Stored items from a collection

▼

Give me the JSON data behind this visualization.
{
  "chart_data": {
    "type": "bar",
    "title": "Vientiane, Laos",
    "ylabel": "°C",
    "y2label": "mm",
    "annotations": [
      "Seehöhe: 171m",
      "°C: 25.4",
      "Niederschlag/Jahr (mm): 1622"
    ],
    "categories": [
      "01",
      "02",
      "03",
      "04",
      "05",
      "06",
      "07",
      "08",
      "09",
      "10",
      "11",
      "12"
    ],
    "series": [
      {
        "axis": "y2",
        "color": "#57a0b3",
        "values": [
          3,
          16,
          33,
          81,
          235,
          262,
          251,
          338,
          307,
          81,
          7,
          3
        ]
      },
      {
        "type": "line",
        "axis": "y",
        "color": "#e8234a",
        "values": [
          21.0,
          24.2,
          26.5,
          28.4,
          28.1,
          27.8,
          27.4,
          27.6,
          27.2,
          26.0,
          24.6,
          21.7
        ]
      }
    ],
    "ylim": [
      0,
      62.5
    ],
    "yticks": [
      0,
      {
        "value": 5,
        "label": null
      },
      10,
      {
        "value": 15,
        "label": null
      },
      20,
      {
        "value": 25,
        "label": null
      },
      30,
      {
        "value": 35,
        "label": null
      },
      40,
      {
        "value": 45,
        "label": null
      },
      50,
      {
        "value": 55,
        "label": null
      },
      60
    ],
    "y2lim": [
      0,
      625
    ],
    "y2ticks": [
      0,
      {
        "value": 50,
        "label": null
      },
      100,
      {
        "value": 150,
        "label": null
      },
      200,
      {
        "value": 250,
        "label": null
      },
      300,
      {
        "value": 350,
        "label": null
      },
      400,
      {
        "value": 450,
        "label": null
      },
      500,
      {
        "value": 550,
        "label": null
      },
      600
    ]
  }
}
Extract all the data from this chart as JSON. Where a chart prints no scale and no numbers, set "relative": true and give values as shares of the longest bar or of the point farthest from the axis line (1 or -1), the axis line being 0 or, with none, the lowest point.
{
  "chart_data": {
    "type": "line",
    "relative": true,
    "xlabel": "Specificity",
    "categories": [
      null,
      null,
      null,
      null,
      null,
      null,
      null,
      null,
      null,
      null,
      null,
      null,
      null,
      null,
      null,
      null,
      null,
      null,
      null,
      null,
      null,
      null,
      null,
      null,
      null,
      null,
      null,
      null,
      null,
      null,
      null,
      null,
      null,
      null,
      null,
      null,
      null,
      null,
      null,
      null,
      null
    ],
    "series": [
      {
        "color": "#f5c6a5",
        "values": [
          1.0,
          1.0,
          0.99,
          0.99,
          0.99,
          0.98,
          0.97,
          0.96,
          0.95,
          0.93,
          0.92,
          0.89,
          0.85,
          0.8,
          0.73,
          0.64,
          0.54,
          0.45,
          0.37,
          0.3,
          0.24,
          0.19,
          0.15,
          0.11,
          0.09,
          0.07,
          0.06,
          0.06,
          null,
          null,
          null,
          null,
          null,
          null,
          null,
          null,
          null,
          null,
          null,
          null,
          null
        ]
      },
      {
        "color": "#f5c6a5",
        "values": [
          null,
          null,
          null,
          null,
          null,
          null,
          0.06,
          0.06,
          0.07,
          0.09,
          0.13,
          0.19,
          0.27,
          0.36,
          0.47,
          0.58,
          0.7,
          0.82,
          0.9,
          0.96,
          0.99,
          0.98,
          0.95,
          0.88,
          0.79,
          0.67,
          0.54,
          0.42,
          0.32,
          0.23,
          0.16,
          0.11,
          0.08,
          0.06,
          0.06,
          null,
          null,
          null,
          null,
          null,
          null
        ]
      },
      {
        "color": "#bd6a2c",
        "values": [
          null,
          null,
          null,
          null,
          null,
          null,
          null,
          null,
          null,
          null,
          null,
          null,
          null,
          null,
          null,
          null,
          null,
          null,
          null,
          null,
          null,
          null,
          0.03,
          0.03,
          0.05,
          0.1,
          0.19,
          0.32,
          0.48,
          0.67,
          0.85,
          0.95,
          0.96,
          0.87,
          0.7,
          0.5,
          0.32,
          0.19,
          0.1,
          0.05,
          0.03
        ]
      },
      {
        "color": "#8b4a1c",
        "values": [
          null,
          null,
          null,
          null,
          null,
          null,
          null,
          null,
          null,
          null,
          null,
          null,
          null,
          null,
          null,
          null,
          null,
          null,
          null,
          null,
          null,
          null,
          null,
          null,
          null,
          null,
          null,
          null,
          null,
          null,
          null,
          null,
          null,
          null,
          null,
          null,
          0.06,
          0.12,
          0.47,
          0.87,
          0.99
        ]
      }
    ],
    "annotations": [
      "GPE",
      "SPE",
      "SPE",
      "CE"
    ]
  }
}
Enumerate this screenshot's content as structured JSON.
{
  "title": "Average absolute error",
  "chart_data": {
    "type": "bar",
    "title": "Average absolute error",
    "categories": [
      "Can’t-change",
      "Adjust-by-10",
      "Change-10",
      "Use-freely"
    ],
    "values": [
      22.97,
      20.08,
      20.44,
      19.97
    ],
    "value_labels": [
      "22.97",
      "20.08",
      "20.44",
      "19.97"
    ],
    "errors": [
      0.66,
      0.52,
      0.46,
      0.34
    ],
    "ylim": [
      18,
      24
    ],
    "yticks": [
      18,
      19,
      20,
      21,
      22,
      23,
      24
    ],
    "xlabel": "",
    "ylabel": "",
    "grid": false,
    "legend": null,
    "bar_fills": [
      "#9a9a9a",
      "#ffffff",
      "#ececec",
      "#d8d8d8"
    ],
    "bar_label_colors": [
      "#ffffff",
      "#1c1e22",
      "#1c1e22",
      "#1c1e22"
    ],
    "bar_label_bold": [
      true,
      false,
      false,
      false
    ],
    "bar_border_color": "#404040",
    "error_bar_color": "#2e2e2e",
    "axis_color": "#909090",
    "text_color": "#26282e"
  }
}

▲

Read the data above. Pull out each line in which the string "this" appears.

Give me the JSON data behind this visualization.
Extract all the data from this chart as JSON. Where a chart prints no scale and no numbers, set "relative": true and give values as shares of the longest bar or of the point farthest from the axis line (1 or -1), the axis line being 0 or, with none, the lowest point.
Enumerate this screenshot's content as structured JSON.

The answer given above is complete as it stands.